AIM OF THE EXERCISE: Check each line for the string "time" and give only the count of lines that have it.

GIVEN RECORDS:
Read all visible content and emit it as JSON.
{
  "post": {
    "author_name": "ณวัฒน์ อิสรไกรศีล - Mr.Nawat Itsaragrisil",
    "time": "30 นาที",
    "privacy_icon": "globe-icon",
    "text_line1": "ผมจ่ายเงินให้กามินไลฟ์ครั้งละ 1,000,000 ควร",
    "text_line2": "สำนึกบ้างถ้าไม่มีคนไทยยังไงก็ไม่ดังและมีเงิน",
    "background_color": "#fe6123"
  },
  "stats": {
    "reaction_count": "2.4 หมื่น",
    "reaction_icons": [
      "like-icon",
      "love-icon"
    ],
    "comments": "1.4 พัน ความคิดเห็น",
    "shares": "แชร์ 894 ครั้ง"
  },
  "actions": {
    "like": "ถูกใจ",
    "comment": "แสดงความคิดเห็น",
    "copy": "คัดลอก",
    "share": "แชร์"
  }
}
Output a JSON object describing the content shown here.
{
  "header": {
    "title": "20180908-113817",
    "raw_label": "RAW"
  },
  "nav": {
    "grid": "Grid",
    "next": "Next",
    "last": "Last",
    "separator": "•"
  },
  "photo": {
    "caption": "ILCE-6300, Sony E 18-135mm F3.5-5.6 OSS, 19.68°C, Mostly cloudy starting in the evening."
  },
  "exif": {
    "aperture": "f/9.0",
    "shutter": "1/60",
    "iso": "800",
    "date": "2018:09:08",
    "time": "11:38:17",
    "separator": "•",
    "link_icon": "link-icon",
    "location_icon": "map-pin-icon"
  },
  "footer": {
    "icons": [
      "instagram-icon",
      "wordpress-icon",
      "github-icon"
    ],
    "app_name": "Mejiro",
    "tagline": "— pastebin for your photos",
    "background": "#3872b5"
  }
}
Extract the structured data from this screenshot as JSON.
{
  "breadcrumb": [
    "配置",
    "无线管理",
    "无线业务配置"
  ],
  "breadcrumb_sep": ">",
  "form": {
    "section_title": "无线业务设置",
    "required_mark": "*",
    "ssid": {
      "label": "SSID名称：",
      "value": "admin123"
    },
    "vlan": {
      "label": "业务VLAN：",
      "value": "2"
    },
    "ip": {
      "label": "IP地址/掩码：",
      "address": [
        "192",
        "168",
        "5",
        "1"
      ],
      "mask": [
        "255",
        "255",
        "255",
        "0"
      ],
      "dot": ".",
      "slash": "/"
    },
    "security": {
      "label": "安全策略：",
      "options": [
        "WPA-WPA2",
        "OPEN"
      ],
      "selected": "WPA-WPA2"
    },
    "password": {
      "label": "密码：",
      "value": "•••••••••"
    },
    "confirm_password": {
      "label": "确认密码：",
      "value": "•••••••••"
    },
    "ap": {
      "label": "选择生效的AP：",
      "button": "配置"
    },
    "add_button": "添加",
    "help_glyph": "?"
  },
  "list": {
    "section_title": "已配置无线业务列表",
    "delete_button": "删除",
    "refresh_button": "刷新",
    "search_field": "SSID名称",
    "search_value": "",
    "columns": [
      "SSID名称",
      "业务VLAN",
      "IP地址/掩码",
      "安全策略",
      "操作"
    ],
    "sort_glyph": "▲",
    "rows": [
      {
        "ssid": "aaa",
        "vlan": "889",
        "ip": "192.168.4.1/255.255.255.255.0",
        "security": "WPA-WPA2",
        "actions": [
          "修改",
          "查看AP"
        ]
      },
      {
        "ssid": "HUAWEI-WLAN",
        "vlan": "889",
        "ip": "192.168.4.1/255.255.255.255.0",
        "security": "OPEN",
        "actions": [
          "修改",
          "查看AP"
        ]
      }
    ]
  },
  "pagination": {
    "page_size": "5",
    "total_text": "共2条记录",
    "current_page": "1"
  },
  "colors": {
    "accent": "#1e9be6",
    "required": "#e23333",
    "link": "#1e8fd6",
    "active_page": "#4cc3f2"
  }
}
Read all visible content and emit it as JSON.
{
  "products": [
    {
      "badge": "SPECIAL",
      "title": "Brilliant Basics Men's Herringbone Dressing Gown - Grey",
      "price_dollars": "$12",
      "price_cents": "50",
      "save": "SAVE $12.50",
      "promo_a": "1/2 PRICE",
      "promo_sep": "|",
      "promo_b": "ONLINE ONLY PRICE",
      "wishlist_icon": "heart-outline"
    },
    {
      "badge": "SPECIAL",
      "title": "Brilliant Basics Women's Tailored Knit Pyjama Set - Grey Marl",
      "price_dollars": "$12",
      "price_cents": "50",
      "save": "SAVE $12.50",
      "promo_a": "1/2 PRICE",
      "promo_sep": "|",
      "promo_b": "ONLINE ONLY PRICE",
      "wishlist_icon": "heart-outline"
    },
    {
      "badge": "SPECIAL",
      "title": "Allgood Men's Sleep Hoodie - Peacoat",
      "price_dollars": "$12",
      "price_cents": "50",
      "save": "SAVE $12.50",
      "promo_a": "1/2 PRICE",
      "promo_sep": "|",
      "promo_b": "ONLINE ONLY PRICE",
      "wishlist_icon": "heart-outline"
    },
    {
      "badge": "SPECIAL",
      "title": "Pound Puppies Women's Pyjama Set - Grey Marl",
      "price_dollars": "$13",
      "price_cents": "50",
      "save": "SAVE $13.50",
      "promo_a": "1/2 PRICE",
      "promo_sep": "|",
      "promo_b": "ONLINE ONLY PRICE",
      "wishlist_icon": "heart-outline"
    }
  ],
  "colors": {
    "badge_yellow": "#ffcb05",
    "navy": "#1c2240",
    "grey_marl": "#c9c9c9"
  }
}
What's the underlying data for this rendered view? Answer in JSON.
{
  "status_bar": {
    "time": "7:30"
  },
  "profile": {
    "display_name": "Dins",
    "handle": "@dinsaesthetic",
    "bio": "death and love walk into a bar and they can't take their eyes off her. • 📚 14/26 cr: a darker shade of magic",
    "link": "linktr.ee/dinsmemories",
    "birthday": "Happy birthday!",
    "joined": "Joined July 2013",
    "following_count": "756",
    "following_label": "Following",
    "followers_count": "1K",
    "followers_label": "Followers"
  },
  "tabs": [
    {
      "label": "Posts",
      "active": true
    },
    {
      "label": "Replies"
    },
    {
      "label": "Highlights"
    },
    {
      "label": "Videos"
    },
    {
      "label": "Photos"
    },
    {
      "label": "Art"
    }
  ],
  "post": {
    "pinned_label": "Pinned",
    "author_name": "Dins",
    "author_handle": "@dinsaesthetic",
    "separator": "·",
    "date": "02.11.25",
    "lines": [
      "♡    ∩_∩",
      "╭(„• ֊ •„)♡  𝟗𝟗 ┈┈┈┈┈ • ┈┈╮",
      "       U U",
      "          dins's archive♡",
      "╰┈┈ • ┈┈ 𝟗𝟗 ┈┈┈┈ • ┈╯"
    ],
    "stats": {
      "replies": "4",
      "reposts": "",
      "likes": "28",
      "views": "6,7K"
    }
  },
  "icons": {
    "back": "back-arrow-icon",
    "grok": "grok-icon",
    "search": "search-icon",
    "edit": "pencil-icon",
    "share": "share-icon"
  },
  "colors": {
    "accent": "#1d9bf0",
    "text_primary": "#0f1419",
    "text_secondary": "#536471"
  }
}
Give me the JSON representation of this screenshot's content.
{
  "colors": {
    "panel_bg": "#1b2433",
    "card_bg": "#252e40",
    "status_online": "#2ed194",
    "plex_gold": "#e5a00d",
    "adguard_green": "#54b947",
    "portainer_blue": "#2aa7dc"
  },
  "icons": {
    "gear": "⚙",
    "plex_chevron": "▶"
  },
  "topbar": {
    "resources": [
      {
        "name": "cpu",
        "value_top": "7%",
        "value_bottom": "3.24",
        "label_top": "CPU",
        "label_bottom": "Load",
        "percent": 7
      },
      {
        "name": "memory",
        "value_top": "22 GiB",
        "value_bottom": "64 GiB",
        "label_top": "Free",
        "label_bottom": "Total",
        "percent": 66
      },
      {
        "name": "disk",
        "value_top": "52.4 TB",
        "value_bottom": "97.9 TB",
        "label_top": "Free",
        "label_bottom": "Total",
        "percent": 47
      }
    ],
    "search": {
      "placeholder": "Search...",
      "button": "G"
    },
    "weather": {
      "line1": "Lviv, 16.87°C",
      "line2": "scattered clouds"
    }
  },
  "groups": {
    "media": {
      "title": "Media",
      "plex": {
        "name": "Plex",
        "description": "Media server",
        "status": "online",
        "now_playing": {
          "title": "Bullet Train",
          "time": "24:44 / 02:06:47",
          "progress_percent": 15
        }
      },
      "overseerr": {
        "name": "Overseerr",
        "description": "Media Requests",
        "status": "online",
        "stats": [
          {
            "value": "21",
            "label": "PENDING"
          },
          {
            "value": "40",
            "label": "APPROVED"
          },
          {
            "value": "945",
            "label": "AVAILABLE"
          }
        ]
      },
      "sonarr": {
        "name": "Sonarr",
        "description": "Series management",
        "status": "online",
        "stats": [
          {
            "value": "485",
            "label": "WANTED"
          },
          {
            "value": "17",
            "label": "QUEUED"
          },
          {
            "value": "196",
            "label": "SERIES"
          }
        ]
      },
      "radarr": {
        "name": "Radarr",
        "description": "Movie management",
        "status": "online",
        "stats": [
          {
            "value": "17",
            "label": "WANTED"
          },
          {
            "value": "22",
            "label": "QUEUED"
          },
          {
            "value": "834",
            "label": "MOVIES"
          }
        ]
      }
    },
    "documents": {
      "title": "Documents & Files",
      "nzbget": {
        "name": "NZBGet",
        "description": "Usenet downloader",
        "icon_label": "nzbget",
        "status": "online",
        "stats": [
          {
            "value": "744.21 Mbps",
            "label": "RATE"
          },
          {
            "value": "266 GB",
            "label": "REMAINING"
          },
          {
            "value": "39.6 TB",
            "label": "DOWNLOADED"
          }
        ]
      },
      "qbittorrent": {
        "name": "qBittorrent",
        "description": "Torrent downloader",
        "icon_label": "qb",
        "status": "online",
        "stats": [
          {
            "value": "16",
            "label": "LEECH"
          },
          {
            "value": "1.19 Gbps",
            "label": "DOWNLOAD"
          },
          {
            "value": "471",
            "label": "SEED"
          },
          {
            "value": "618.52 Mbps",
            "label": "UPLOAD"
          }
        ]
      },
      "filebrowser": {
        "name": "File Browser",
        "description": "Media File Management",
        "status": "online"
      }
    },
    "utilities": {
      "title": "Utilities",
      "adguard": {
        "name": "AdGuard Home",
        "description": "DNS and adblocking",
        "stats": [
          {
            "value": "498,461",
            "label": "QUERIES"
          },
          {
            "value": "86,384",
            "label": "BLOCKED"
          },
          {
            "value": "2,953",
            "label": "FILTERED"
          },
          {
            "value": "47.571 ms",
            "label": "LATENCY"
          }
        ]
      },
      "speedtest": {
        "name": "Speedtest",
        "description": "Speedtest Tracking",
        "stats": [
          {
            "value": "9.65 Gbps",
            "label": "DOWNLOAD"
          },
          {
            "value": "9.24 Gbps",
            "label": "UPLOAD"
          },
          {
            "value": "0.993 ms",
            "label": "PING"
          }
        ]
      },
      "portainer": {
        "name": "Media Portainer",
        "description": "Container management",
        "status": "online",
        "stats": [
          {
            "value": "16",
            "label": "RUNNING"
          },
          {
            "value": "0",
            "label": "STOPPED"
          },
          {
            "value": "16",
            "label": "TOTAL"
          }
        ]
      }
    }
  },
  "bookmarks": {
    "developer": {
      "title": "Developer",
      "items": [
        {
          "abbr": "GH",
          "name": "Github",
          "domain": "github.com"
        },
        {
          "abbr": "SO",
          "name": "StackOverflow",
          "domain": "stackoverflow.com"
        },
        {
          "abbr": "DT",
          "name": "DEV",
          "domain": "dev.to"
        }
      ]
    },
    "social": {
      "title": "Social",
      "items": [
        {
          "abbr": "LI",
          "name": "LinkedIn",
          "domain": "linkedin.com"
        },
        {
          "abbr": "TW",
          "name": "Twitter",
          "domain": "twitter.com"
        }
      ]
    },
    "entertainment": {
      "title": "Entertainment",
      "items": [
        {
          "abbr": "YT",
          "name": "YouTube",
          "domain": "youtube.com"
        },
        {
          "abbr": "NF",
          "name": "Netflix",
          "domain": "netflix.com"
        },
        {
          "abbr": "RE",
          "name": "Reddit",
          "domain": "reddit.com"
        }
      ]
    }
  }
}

TASK OUTPUT: 4